## BEGIN

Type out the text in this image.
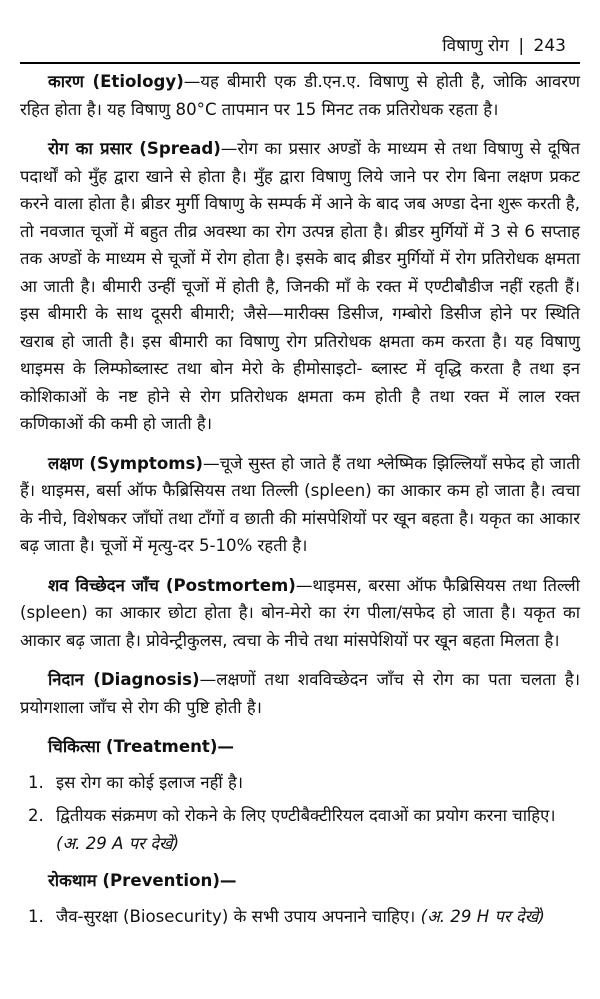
विषाणु रोग | 243

कारण (Etiology)—यह बीमारी एक डी.एन.ए. विषाणु से होती है, जोकि आवरण रहित होता है। यह विषाणु 80°C तापमान पर 15 मिनट तक प्रतिरोधक रहता है।

रोग का प्रसार (Spread)—रोग का प्रसार अण्डों के माध्यम से तथा विषाणु से दूषित पदार्थों को मुँह द्वारा खाने से होता है। मुँह द्वारा विषाणु लिये जाने पर रोग बिना लक्षण प्रकट करने वाला होता है। ब्रीडर मुर्गी विषाणु के सम्पर्क में आने के बाद जब अण्डा देना शुरू करती है, तो नवजात चूजों में बहुत तीव्र अवस्था का रोग उत्पन्न होता है। ब्रीडर मुर्गियों में 3 से 6 सप्ताह तक अण्डों के माध्यम से चूजों में रोग होता है। इसके बाद ब्रीडर मुर्गियों में रोग प्रतिरोधक क्षमता आ जाती है। बीमारी उन्हीं चूजों में होती है, जिनकी माँ के रक्त में एण्टीबौडीज नहीं रहती हैं। इस बीमारी के साथ दूसरी बीमारी; जैसे—मारीक्स डिसीज, गम्बोरो डिसीज होने पर स्थिति खराब हो जाती है। इस बीमारी का विषाणु रोग प्रतिरोधक क्षमता कम करता है। यह विषाणु थाइमस के लिम्फोब्लास्ट तथा बोन मेरो के हीमोसाइटो- ब्लास्ट में वृद्धि करता है तथा इन कोशिकाओं के नष्ट होने से रोग प्रतिरोधक क्षमता कम होती है तथा रक्त में लाल रक्त कणिकाओं की कमी हो जाती है।

लक्षण (Symptoms)—चूजे सुस्त हो जाते हैं तथा श्लेष्मिक झिल्लियाँ सफेद हो जाती हैं। थाइमस, बर्सा ऑफ फैब्रिसियस तथा तिल्ली (spleen) का आकार कम हो जाता है। त्वचा के नीचे, विशेषकर जाँघों तथा टाँगों व छाती की मांसपेशियों पर खून बहता है। यकृत का आकार बढ़ जाता है। चूजों में मृत्यु-दर 5-10% रहती है।

शव विच्छेदन जाँच (Postmortem)—थाइमस, बरसा ऑफ फैब्रिसियस तथा तिल्ली (spleen) का आकार छोटा होता है। बोन-मेरो का रंग पीला/सफेद हो जाता है। यकृत का आकार बढ़ जाता है। प्रोवेन्ट्रीकुलस, त्वचा के नीचे तथा मांसपेशियों पर खून बहता मिलता है।

निदान (Diagnosis)—लक्षणों तथा शवविच्छेदन जाँच से रोग का पता चलता है। प्रयोगशाला जाँच से रोग की पुष्टि होती है।

चिकित्सा (Treatment)—
1. इस रोग का कोई इलाज नहीं है।
2. द्वितीयक संक्रमण को रोकने के लिए एण्टीबैक्टीरियल दवाओं का प्रयोग करना चाहिए। (अ. 29 A पर देखें)
रोकथाम (Prevention)—
1. जैव-सुरक्षा (Biosecurity) के सभी उपाय अपनाने चाहिए। (अ. 29 H पर देखें)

## END

> _WRITTEN EXERCISE_: Omit every picture, then repeat the remaining data exactly as it appears above.

> _TASK SOLUTION_:
Type out the text in this image.
विषाणु रोग | 243

कारण (Etiology)—यह बीमारी एक डी.एन.ए. विषाणु से होती है, जोकि आवरण रहित होता है। यह विषाणु 80°C तापमान पर 15 मिनट तक प्रतिरोधक रहता है।

रोग का प्रसार (Spread)—रोग का प्रसार अण्डों के माध्यम से तथा विषाणु से दूषित पदार्थों को मुँह द्वारा खाने से होता है। मुँह द्वारा विषाणु लिये जाने पर रोग बिना लक्षण प्रकट करने वाला होता है। ब्रीडर मुर्गी विषाणु के सम्पर्क में आने के बाद जब अण्डा देना शुरू करती है, तो नवजात चूजों में बहुत तीव्र अवस्था का रोग उत्पन्न होता है। ब्रीडर मुर्गियों में 3 से 6 सप्ताह तक अण्डों के माध्यम से चूजों में रोग होता है। इसके बाद ब्रीडर मुर्गियों में रोग प्रतिरोधक क्षमता आ जाती है। बीमारी उन्हीं चूजों में होती है, जिनकी माँ के रक्त में एण्टीबौडीज नहीं रहती हैं। इस बीमारी के साथ दूसरी बीमारी; जैसे—मारीक्स डिसीज, गम्बोरो डिसीज होने पर स्थिति खराब हो जाती है। इस बीमारी का विषाणु रोग प्रतिरोधक क्षमता कम करता है। यह विषाणु थाइमस के लिम्फोब्लास्ट तथा बोन मेरो के हीमोसाइटो- ब्लास्ट में वृद्धि करता है तथा इन कोशिकाओं के नष्ट होने से रोग प्रतिरोधक क्षमता कम होती है तथा रक्त में लाल रक्त कणिकाओं की कमी हो जाती है।

लक्षण (Symptoms)—चूजे सुस्त हो जाते हैं तथा श्लेष्मिक झिल्लियाँ सफेद हो जाती हैं। थाइमस, बर्सा ऑफ फैब्रिसियस तथा तिल्ली (spleen) का आकार कम हो जाता है। त्वचा के नीचे, विशेषकर जाँघों तथा टाँगों व छाती की मांसपेशियों पर खून बहता है। यकृत का आकार बढ़ जाता है। चूजों में मृत्यु-दर 5-10% रहती है।

शव विच्छेदन जाँच (Postmortem)—थाइमस, बरसा ऑफ फैब्रिसियस तथा तिल्ली (spleen) का आकार छोटा होता है। बोन-मेरो का रंग पीला/सफेद हो जाता है। यकृत का आकार बढ़ जाता है। प्रोवेन्ट्रीकुलस, त्वचा के नीचे तथा मांसपेशियों पर खून बहता मिलता है।

निदान (Diagnosis)—लक्षणों तथा शवविच्छेदन जाँच से रोग का पता चलता है। प्रयोगशाला जाँच से रोग की पुष्टि होती है।

चिकित्सा (Treatment)—
1. इस रोग का कोई इलाज नहीं है।
2. द्वितीयक संक्रमण को रोकने के लिए एण्टीबैक्टीरियल दवाओं का प्रयोग करना चाहिए। (अ. 29 A पर देखें)
रोकथाम (Prevention)—
1. जैव-सुरक्षा (Biosecurity) के सभी उपाय अपनाने चाहिए। (अ. 29 H पर देखें)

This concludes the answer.